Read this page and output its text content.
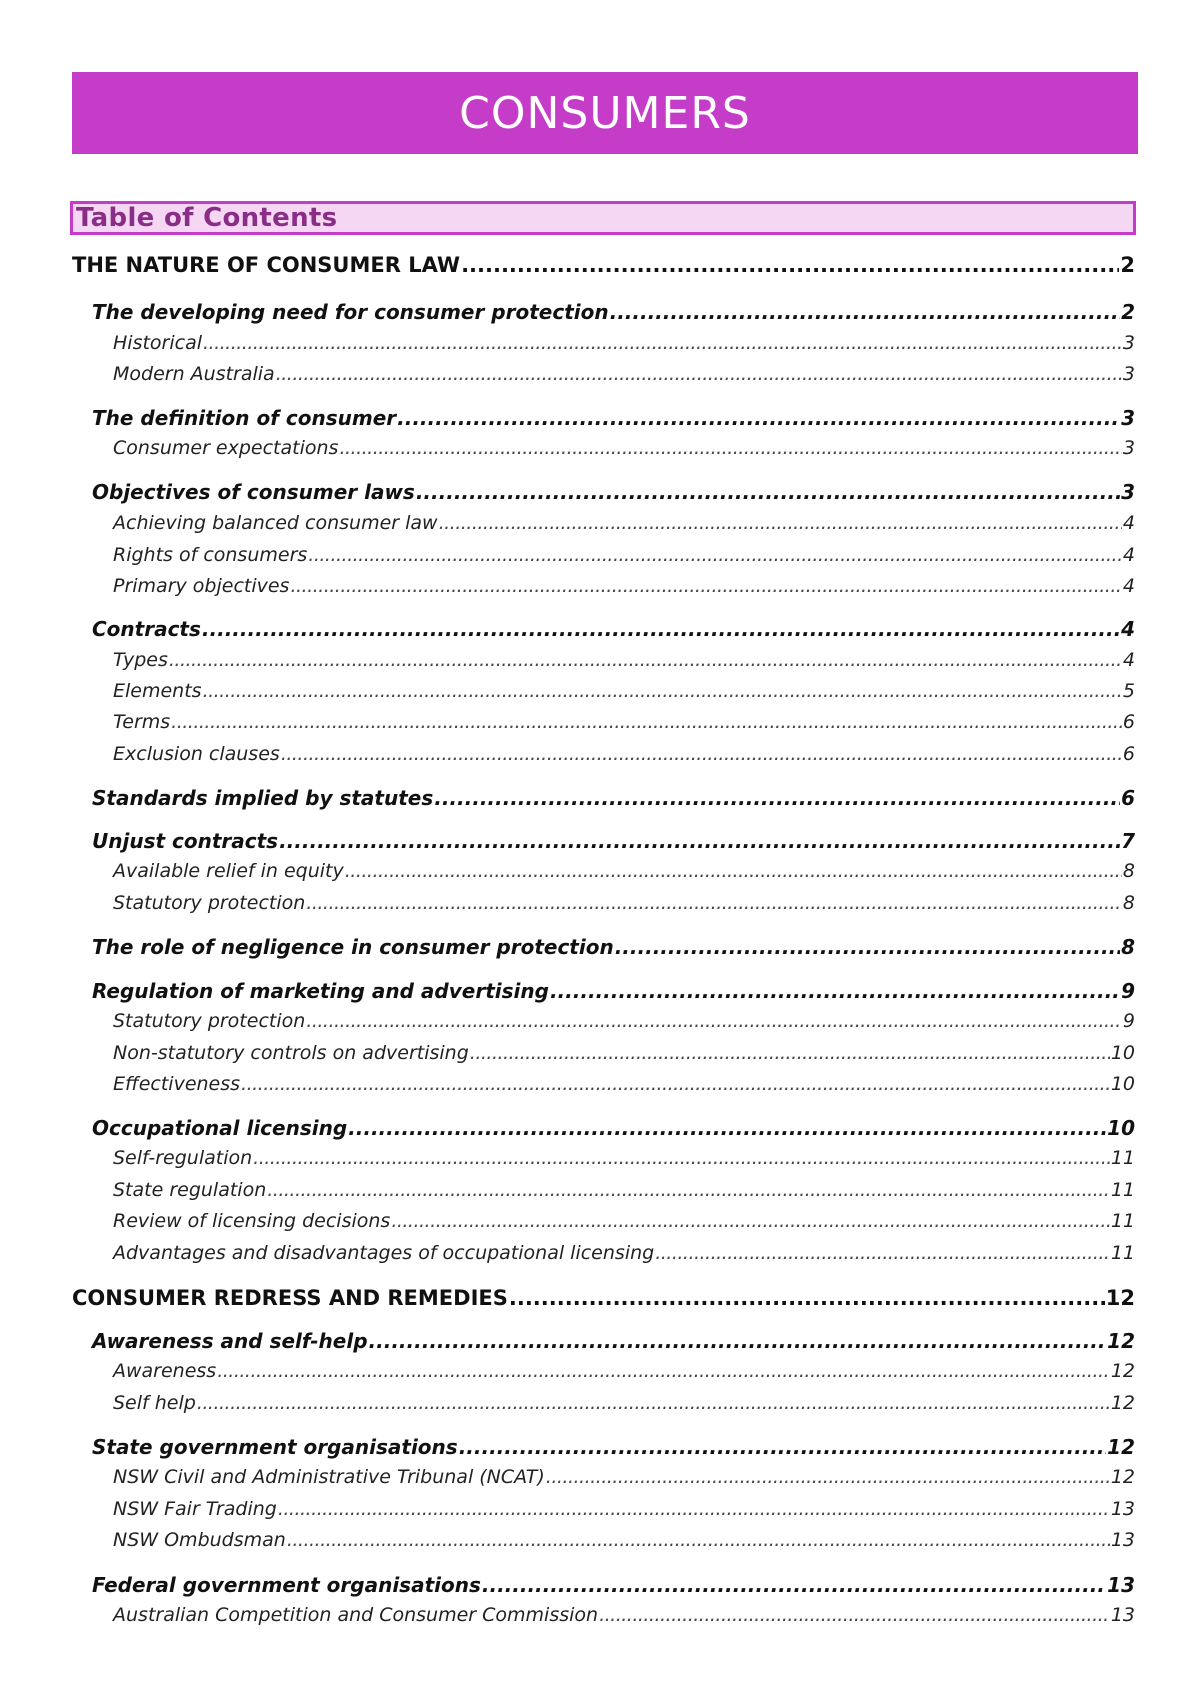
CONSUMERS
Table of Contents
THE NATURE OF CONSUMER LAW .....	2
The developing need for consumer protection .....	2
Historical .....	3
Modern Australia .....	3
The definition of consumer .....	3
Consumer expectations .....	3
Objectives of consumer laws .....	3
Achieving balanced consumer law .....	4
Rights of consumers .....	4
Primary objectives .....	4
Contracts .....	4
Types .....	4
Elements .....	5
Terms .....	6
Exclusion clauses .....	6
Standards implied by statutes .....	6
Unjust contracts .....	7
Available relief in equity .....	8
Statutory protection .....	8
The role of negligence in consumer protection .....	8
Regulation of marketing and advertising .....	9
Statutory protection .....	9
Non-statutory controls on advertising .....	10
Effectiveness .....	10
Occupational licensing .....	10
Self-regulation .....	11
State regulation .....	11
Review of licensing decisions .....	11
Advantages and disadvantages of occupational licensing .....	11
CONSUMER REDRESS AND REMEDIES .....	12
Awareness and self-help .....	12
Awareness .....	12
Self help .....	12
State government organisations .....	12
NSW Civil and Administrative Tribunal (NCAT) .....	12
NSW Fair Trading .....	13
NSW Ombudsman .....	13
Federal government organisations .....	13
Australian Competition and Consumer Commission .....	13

# # #

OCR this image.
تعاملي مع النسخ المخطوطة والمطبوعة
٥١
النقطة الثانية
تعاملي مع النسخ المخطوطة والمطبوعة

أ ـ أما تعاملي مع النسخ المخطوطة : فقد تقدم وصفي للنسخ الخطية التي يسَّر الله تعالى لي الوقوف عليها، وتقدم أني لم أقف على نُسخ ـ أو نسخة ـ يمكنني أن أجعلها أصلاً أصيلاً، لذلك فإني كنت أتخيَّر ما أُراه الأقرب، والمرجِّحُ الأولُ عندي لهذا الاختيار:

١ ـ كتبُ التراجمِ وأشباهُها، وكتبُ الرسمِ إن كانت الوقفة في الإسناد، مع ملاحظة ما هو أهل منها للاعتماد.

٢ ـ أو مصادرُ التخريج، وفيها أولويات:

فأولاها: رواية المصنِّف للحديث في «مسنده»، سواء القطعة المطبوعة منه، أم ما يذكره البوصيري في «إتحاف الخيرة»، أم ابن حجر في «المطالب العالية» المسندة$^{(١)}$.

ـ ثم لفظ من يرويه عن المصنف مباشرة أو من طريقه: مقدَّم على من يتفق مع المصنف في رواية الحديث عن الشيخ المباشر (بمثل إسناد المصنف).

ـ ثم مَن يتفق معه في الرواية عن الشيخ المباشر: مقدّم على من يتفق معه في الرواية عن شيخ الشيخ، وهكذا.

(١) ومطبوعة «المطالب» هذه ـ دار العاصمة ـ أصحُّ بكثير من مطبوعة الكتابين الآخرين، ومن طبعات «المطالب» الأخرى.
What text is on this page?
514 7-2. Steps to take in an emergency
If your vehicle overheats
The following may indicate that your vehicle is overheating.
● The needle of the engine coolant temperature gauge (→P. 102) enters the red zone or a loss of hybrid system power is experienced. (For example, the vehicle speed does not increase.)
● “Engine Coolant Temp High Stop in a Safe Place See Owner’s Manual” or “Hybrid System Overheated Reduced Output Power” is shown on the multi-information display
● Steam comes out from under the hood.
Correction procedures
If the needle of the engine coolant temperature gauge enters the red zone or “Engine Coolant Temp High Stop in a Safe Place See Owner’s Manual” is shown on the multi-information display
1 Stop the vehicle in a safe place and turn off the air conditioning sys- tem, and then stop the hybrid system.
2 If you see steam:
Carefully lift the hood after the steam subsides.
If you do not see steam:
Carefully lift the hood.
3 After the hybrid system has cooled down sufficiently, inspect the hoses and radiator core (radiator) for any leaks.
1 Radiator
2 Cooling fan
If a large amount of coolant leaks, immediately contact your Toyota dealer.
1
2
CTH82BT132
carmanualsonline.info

# # #

Written problem
From the data above, pick out each line containing "الشيخ" and copy it.

Solution for this problem
ـ ثم لفظ من يرويه عن المصنف مباشرة أو من طريقه: مقدَّم على من يتفق مع المصنف في رواية الحديث عن الشيخ المباشر (بمثل إسناد المصنف).
ـ ثم مَن يتفق معه في الرواية عن الشيخ المباشر: مقدّم على من يتفق معه في الرواية عن شيخ الشيخ، وهكذا.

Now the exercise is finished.